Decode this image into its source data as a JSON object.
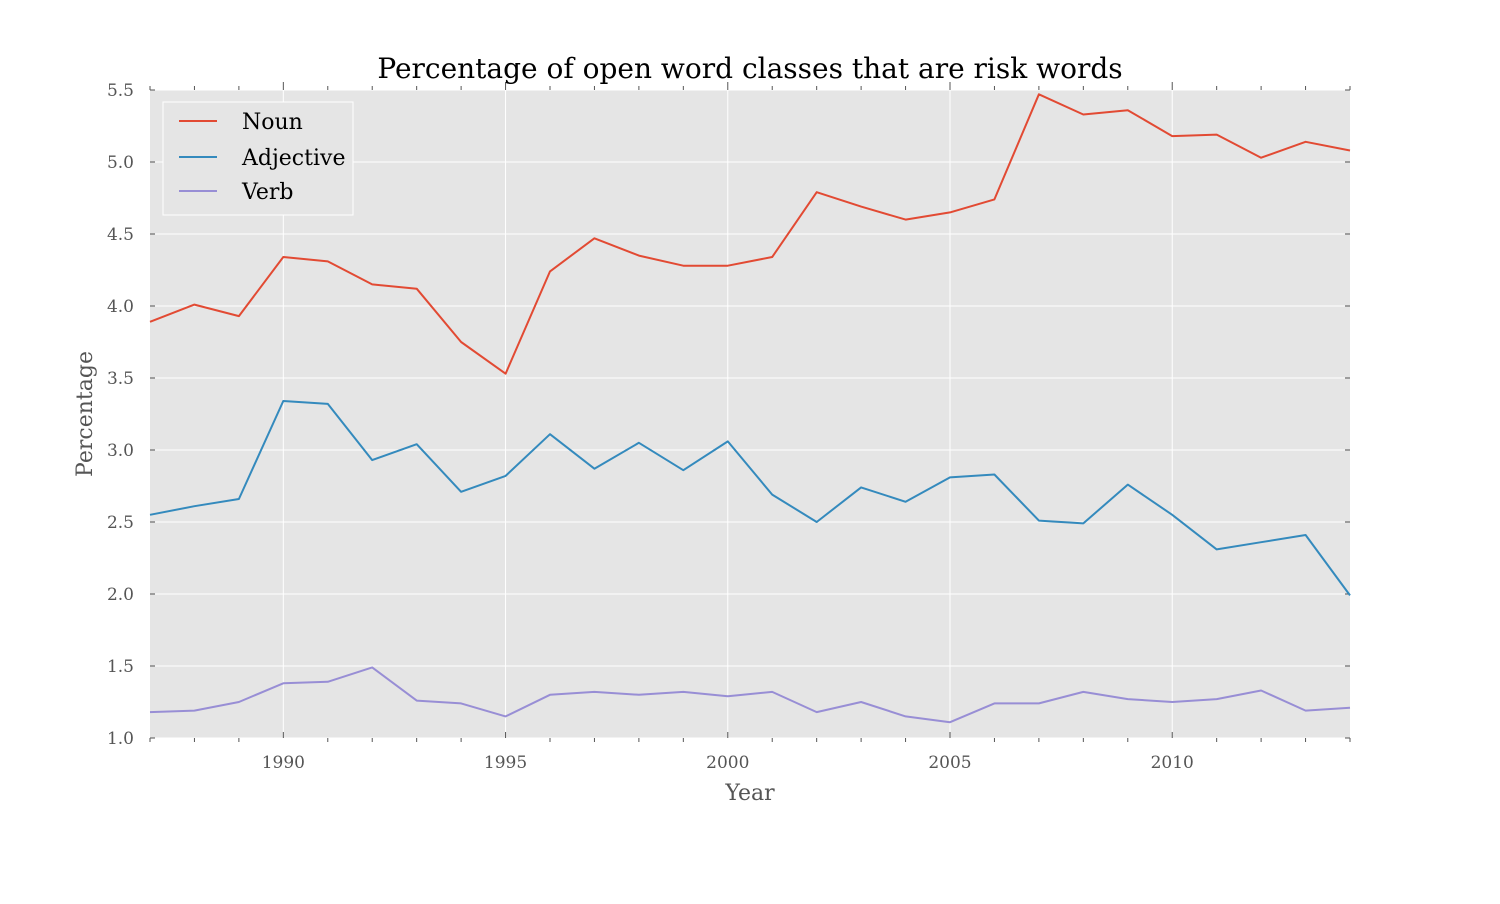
{
  "chart_data": {
    "type": "line",
    "title": "Percentage of open word classes that are risk words",
    "xlabel": "Year",
    "ylabel": "Percentage",
    "xlim": [
      1987,
      2014
    ],
    "ylim": [
      1.0,
      5.5
    ],
    "xticks": [
      1990,
      1995,
      2000,
      2005,
      2010
    ],
    "yticks": [
      "1.0",
      "1.5",
      "2.0",
      "2.5",
      "3.0",
      "3.5",
      "4.0",
      "4.5",
      "5.0",
      "5.5"
    ],
    "grid": true,
    "legend_position": "top-left",
    "background": "#e5e5e5",
    "x": [
      1987,
      1988,
      1989,
      1990,
      1991,
      1992,
      1993,
      1994,
      1995,
      1996,
      1997,
      1998,
      1999,
      2000,
      2001,
      2002,
      2003,
      2004,
      2005,
      2006,
      2007,
      2008,
      2009,
      2010,
      2011,
      2012,
      2013,
      2014
    ],
    "series": [
      {
        "name": "Noun",
        "color": "#e24a33",
        "values": [
          3.89,
          4.01,
          3.93,
          4.34,
          4.31,
          4.15,
          4.12,
          3.75,
          3.53,
          4.24,
          4.47,
          4.35,
          4.28,
          4.28,
          4.34,
          4.79,
          4.69,
          4.6,
          4.65,
          4.74,
          5.47,
          5.33,
          5.36,
          5.18,
          5.19,
          5.03,
          5.14,
          5.08
        ]
      },
      {
        "name": "Adjective",
        "color": "#348abd",
        "values": [
          2.55,
          2.61,
          2.66,
          3.34,
          3.32,
          2.93,
          3.04,
          2.71,
          2.82,
          3.11,
          2.87,
          3.05,
          2.86,
          3.06,
          2.69,
          2.5,
          2.74,
          2.64,
          2.81,
          2.83,
          2.51,
          2.49,
          2.76,
          2.55,
          2.31,
          2.36,
          2.41,
          1.99
        ]
      },
      {
        "name": "Verb",
        "color": "#988ed5",
        "values": [
          1.18,
          1.19,
          1.25,
          1.38,
          1.39,
          1.49,
          1.26,
          1.24,
          1.15,
          1.3,
          1.32,
          1.3,
          1.32,
          1.29,
          1.32,
          1.18,
          1.25,
          1.15,
          1.11,
          1.24,
          1.24,
          1.32,
          1.27,
          1.25,
          1.27,
          1.33,
          1.19,
          1.21
        ]
      }
    ]
  }
}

■ ■ ■

## Exercise aim
Each line of the data is to be duplicated exactly; pictures stay out of the copy.

## Solution for this problem
Decode this image into its source data as a JSON object.
{
  "chart_data": {
    "type": "line",
    "title": "Percentage of open word classes that are risk words",
    "xlabel": "Year",
    "ylabel": "Percentage",
    "xlim": [
      1987,
      2014
    ],
    "ylim": [
      1.0,
      5.5
    ],
    "xticks": [
      1990,
      1995,
      2000,
      2005,
      2010
    ],
    "yticks": [
      "1.0",
      "1.5",
      "2.0",
      "2.5",
      "3.0",
      "3.5",
      "4.0",
      "4.5",
      "5.0",
      "5.5"
    ],
    "grid": true,
    "legend_position": "top-left",
    "background": "#e5e5e5",
    "x": [
      1987,
      1988,
      1989,
      1990,
      1991,
      1992,
      1993,
      1994,
      1995,
      1996,
      1997,
      1998,
      1999,
      2000,
      2001,
      2002,
      2003,
      2004,
      2005,
      2006,
      2007,
      2008,
      2009,
      2010,
      2011,
      2012,
      2013,
      2014
    ],
    "series": [
      {
        "name": "Noun",
        "color": "#e24a33",
        "values": [
          3.89,
          4.01,
          3.93,
          4.34,
          4.31,
          4.15,
          4.12,
          3.75,
          3.53,
          4.24,
          4.47,
          4.35,
          4.28,
          4.28,
          4.34,
          4.79,
          4.69,
          4.6,
          4.65,
          4.74,
          5.47,
          5.33,
          5.36,
          5.18,
          5.19,
          5.03,
          5.14,
          5.08
        ]
      },
      {
        "name": "Adjective",
        "color": "#348abd",
        "values": [
          2.55,
          2.61,
          2.66,
          3.34,
          3.32,
          2.93,
          3.04,
          2.71,
          2.82,
          3.11,
          2.87,
          3.05,
          2.86,
          3.06,
          2.69,
          2.5,
          2.74,
          2.64,
          2.81,
          2.83,
          2.51,
          2.49,
          2.76,
          2.55,
          2.31,
          2.36,
          2.41,
          1.99
        ]
      },
      {
        "name": "Verb",
        "color": "#988ed5",
        "values": [
          1.18,
          1.19,
          1.25,
          1.38,
          1.39,
          1.49,
          1.26,
          1.24,
          1.15,
          1.3,
          1.32,
          1.3,
          1.32,
          1.29,
          1.32,
          1.18,
          1.25,
          1.15,
          1.11,
          1.24,
          1.24,
          1.32,
          1.27,
          1.25,
          1.27,
          1.33,
          1.19,
          1.21
        ]
      }
    ]
  }
}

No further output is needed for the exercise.